SHORT EXERCISE | Copy every line of the material below word for word.

Extracted records
::::

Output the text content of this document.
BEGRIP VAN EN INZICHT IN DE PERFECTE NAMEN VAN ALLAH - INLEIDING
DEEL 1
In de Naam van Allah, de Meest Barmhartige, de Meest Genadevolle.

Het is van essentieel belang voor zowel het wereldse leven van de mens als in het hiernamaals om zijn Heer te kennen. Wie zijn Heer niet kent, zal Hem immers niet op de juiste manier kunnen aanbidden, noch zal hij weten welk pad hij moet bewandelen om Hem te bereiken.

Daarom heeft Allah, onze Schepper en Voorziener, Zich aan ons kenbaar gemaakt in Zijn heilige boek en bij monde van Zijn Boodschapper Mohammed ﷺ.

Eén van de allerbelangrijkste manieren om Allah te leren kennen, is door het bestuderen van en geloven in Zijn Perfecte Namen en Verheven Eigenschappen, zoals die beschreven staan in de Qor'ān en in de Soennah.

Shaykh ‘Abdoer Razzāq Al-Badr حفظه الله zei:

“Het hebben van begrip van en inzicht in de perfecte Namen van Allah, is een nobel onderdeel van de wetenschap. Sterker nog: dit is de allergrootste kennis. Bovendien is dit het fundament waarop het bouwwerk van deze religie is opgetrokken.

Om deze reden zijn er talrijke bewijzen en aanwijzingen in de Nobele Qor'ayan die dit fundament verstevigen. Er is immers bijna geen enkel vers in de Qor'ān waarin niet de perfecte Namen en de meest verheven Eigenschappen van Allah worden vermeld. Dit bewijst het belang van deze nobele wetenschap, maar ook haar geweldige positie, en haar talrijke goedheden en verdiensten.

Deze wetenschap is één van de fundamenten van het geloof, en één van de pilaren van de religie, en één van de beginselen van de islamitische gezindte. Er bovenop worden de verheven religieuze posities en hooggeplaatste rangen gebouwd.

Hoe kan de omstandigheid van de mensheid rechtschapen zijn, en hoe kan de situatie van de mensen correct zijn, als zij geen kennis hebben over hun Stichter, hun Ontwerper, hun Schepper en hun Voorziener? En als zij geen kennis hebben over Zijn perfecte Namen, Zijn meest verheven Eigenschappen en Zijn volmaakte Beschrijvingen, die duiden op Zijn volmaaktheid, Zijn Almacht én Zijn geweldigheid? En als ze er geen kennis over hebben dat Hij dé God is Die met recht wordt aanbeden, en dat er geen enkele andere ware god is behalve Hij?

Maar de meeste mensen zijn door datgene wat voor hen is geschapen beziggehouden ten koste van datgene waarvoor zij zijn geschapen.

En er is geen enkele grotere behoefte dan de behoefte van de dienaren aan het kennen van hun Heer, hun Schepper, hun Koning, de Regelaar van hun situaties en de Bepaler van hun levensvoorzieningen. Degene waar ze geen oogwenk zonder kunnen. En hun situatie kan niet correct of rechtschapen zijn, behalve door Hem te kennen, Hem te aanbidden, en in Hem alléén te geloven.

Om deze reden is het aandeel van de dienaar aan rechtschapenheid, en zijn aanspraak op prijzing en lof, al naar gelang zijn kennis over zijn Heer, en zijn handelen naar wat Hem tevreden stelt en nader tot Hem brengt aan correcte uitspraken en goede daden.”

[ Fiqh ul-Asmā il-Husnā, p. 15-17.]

::::

EXERCISE RESULT |
Output the text content of this document.
BEGRIP VAN EN INZICHT IN DE PERFECTE NAMEN VAN ALLAH - INLEIDING
DEEL 1
In de Naam van Allah, de Meest Barmhartige, de Meest Genadevolle.

Het is van essentieel belang voor zowel het wereldse leven van de mens als in het hiernamaals om zijn Heer te kennen. Wie zijn Heer niet kent, zal Hem immers niet op de juiste manier kunnen aanbidden, noch zal hij weten welk pad hij moet bewandelen om Hem te bereiken.

Daarom heeft Allah, onze Schepper en Voorziener, Zich aan ons kenbaar gemaakt in Zijn heilige boek en bij monde van Zijn Boodschapper Mohammed ﷺ.

Eén van de allerbelangrijkste manieren om Allah te leren kennen, is door het bestuderen van en geloven in Zijn Perfecte Namen en Verheven Eigenschappen, zoals die beschreven staan in de Qor'ān en in de Soennah.

Shaykh ‘Abdoer Razzāq Al-Badr حفظه الله zei:

“Het hebben van begrip van en inzicht in de perfecte Namen van Allah, is een nobel onderdeel van de wetenschap. Sterker nog: dit is de allergrootste kennis. Bovendien is dit het fundament waarop het bouwwerk van deze religie is opgetrokken.

Om deze reden zijn er talrijke bewijzen en aanwijzingen in de Nobele Qor'ayan die dit fundament verstevigen. Er is immers bijna geen enkel vers in de Qor'ān waarin niet de perfecte Namen en de meest verheven Eigenschappen van Allah worden vermeld. Dit bewijst het belang van deze nobele wetenschap, maar ook haar geweldige positie, en haar talrijke goedheden en verdiensten.

Deze wetenschap is één van de fundamenten van het geloof, en één van de pilaren van de religie, en één van de beginselen van de islamitische gezindte. Er bovenop worden de verheven religieuze posities en hooggeplaatste rangen gebouwd.

Hoe kan de omstandigheid van de mensheid rechtschapen zijn, en hoe kan de situatie van de mensen correct zijn, als zij geen kennis hebben over hun Stichter, hun Ontwerper, hun Schepper en hun Voorziener? En als zij geen kennis hebben over Zijn perfecte Namen, Zijn meest verheven Eigenschappen en Zijn volmaakte Beschrijvingen, die duiden op Zijn volmaaktheid, Zijn Almacht én Zijn geweldigheid? En als ze er geen kennis over hebben dat Hij dé God is Die met recht wordt aanbeden, en dat er geen enkele andere ware god is behalve Hij?

Maar de meeste mensen zijn door datgene wat voor hen is geschapen beziggehouden ten koste van datgene waarvoor zij zijn geschapen.

En er is geen enkele grotere behoefte dan de behoefte van de dienaren aan het kennen van hun Heer, hun Schepper, hun Koning, de Regelaar van hun situaties en de Bepaler van hun levensvoorzieningen. Degene waar ze geen oogwenk zonder kunnen. En hun situatie kan niet correct of rechtschapen zijn, behalve door Hem te kennen, Hem te aanbidden, en in Hem alléén te geloven.

Om deze reden is het aandeel van de dienaar aan rechtschapenheid, en zijn aanspraak op prijzing en lof, al naar gelang zijn kennis over zijn Heer, en zijn handelen naar wat Hem tevreden stelt en nader tot Hem brengt aan correcte uitspraken en goede daden.”

[ Fiqh ul-Asmā il-Husnā, p. 15-17.]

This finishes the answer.